Exercise requirements –
Are you able to quote each entry exactly as written?

Excerpted data –
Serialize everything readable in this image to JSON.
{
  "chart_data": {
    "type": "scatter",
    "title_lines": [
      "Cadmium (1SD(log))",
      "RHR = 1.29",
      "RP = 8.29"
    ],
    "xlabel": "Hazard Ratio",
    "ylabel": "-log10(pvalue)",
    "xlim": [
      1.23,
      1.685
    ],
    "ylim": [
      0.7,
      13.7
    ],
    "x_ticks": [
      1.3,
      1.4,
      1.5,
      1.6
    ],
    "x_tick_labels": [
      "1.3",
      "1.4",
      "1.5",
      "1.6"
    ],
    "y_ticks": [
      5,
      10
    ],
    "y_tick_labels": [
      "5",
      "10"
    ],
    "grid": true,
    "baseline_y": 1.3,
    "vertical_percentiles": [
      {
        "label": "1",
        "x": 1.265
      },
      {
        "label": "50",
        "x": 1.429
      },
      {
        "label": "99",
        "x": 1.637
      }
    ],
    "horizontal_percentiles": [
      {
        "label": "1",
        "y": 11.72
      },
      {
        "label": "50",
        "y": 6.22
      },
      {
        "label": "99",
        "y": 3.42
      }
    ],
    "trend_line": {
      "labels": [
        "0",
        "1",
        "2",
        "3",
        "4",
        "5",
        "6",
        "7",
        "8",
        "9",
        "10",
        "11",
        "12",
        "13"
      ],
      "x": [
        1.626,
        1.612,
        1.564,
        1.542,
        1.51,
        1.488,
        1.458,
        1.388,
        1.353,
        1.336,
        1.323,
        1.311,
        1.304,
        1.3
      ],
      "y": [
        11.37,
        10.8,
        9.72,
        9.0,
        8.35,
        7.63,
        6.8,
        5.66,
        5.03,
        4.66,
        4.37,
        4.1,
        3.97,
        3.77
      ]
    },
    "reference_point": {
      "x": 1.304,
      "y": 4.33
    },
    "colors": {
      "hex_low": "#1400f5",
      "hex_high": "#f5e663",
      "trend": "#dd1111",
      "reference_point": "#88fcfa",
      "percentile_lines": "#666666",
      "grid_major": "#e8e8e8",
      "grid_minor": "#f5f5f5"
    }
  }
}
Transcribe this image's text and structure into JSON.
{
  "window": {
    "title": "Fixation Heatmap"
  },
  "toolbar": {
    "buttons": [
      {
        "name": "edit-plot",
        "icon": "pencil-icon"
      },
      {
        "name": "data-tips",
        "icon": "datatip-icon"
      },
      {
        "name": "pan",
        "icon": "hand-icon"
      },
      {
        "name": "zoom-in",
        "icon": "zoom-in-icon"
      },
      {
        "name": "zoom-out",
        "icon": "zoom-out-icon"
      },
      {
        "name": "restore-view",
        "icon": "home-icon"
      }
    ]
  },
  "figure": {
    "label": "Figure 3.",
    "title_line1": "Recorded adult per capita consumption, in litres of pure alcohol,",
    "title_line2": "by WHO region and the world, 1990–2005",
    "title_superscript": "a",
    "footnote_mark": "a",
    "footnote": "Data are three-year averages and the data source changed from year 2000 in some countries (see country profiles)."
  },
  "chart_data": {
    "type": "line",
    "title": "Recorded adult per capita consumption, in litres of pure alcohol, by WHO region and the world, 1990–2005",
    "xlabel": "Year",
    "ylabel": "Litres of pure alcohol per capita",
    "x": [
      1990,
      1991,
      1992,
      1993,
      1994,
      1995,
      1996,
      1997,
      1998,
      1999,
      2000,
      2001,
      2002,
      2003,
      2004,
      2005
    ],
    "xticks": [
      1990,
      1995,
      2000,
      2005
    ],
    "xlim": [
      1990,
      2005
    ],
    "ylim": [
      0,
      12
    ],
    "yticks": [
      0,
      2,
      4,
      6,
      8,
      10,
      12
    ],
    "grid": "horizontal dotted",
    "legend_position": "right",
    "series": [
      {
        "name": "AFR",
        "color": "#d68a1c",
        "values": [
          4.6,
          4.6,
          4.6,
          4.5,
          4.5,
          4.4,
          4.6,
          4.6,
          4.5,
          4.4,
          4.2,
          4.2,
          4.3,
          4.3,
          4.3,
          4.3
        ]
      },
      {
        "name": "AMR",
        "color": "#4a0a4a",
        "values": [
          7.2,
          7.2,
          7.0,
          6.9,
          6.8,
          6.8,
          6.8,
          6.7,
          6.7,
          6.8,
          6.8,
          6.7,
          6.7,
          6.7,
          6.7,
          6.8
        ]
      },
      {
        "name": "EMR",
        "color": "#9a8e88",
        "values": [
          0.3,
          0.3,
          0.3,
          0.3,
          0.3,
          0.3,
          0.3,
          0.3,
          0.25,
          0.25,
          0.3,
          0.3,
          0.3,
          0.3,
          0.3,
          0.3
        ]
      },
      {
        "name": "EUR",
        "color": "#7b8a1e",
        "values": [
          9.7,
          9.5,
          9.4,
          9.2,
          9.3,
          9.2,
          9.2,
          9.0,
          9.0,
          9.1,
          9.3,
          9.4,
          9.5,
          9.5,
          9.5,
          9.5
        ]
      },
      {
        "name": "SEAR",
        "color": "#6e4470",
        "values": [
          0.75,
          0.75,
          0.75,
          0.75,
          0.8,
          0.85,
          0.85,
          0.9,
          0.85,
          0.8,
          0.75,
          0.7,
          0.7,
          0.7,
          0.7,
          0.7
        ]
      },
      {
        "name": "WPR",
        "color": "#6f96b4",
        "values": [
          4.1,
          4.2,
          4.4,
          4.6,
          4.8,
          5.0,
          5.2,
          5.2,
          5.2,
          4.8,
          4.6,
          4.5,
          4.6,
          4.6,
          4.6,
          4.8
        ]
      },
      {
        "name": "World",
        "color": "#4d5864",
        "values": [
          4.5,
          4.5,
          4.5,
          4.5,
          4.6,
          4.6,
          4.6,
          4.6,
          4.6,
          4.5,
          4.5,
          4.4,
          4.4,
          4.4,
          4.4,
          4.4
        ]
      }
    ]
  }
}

Answer to this problem –
Serialize everything readable in this image to JSON.
{
  "chart_data": {
    "type": "scatter",
    "title_lines": [
      "Cadmium (1SD(log))",
      "RHR = 1.29",
      "RP = 8.29"
    ],
    "xlabel": "Hazard Ratio",
    "ylabel": "-log10(pvalue)",
    "xlim": [
      1.23,
      1.685
    ],
    "ylim": [
      0.7,
      13.7
    ],
    "x_ticks": [
      1.3,
      1.4,
      1.5,
      1.6
    ],
    "x_tick_labels": [
      "1.3",
      "1.4",
      "1.5",
      "1.6"
    ],
    "y_ticks": [
      5,
      10
    ],
    "y_tick_labels": [
      "5",
      "10"
    ],
    "grid": true,
    "baseline_y": 1.3,
    "vertical_percentiles": [
      {
        "label": "1",
        "x": 1.265
      },
      {
        "label": "50",
        "x": 1.429
      },
      {
        "label": "99",
        "x": 1.637
      }
    ],
    "horizontal_percentiles": [
      {
        "label": "1",
        "y": 11.72
      },
      {
        "label": "50",
        "y": 6.22
      },
      {
        "label": "99",
        "y": 3.42
      }
    ],
    "trend_line": {
      "labels": [
        "0",
        "1",
        "2",
        "3",
        "4",
        "5",
        "6",
        "7",
        "8",
        "9",
        "10",
        "11",
        "12",
        "13"
      ],
      "x": [
        1.626,
        1.612,
        1.564,
        1.542,
        1.51,
        1.488,
        1.458,
        1.388,
        1.353,
        1.336,
        1.323,
        1.311,
        1.304,
        1.3
      ],
      "y": [
        11.37,
        10.8,
        9.72,
        9.0,
        8.35,
        7.63,
        6.8,
        5.66,
        5.03,
        4.66,
        4.37,
        4.1,
        3.97,
        3.77
      ]
    },
    "reference_point": {
      "x": 1.304,
      "y": 4.33
    },
    "colors": {
      "hex_low": "#1400f5",
      "hex_high": "#f5e663",
      "trend": "#dd1111",
      "reference_point": "#88fcfa",
      "percentile_lines": "#666666",
      "grid_major": "#e8e8e8",
      "grid_minor": "#f5f5f5"
    }
  }
}
Transcribe this image's text and structure into JSON.
{
  "window": {
    "title": "Fixation Heatmap"
  },
  "toolbar": {
    "buttons": [
      {
        "name": "edit-plot",
        "icon": "pencil-icon"
      },
      {
        "name": "data-tips",
        "icon": "datatip-icon"
      },
      {
        "name": "pan",
        "icon": "hand-icon"
      },
      {
        "name": "zoom-in",
        "icon": "zoom-in-icon"
      },
      {
        "name": "zoom-out",
        "icon": "zoom-out-icon"
      },
      {
        "name": "restore-view",
        "icon": "home-icon"
      }
    ]
  },
  "figure": {
    "label": "Figure 3.",
    "title_line1": "Recorded adult per capita consumption, in litres of pure alcohol,",
    "title_line2": "by WHO region and the world, 1990–2005",
    "title_superscript": "a",
    "footnote_mark": "a",
    "footnote": "Data are three-year averages and the data source changed from year 2000 in some countries (see country profiles)."
  },
  "chart_data": {
    "type": "line",
    "title": "Recorded adult per capita consumption, in litres of pure alcohol, by WHO region and the world, 1990–2005",
    "xlabel": "Year",
    "ylabel": "Litres of pure alcohol per capita",
    "x": [
      1990,
      1991,
      1992,
      1993,
      1994,
      1995,
      1996,
      1997,
      1998,
      1999,
      2000,
      2001,
      2002,
      2003,
      2004,
      2005
    ],
    "xticks": [
      1990,
      1995,
      2000,
      2005
    ],
    "xlim": [
      1990,
      2005
    ],
    "ylim": [
      0,
      12
    ],
    "yticks": [
      0,
      2,
      4,
      6,
      8,
      10,
      12
    ],
    "grid": "horizontal dotted",
    "legend_position": "right",
    "series": [
      {
        "name": "AFR",
        "color": "#d68a1c",
        "values": [
          4.6,
          4.6,
          4.6,
          4.5,
          4.5,
          4.4,
          4.6,
          4.6,
          4.5,
          4.4,
          4.2,
          4.2,
          4.3,
          4.3,
          4.3,
          4.3
        ]
      },
      {
        "name": "AMR",
        "color": "#4a0a4a",
        "values": [
          7.2,
          7.2,
          7.0,
          6.9,
          6.8,
          6.8,
          6.8,
          6.7,
          6.7,
          6.8,
          6.8,
          6.7,
          6.7,
          6.7,
          6.7,
          6.8
        ]
      },
      {
        "name": "EMR",
        "color": "#9a8e88",
        "values": [
          0.3,
          0.3,
          0.3,
          0.3,
          0.3,
          0.3,
          0.3,
          0.3,
          0.25,
          0.25,
          0.3,
          0.3,
          0.3,
          0.3,
          0.3,
          0.3
        ]
      },
      {
        "name": "EUR",
        "color": "#7b8a1e",
        "values": [
          9.7,
          9.5,
          9.4,
          9.2,
          9.3,
          9.2,
          9.2,
          9.0,
          9.0,
          9.1,
          9.3,
          9.4,
          9.5,
          9.5,
          9.5,
          9.5
        ]
      },
      {
        "name": "SEAR",
        "color": "#6e4470",
        "values": [
          0.75,
          0.75,
          0.75,
          0.75,
          0.8,
          0.85,
          0.85,
          0.9,
          0.85,
          0.8,
          0.75,
          0.7,
          0.7,
          0.7,
          0.7,
          0.7
        ]
      },
      {
        "name": "WPR",
        "color": "#6f96b4",
        "values": [
          4.1,
          4.2,
          4.4,
          4.6,
          4.8,
          5.0,
          5.2,
          5.2,
          5.2,
          4.8,
          4.6,
          4.5,
          4.6,
          4.6,
          4.6,
          4.8
        ]
      },
      {
        "name": "World",
        "color": "#4d5864",
        "values": [
          4.5,
          4.5,
          4.5,
          4.5,
          4.6,
          4.6,
          4.6,
          4.6,
          4.6,
          4.5,
          4.5,
          4.4,
          4.4,
          4.4,
          4.4,
          4.4
        ]
      }
    ]
  }
}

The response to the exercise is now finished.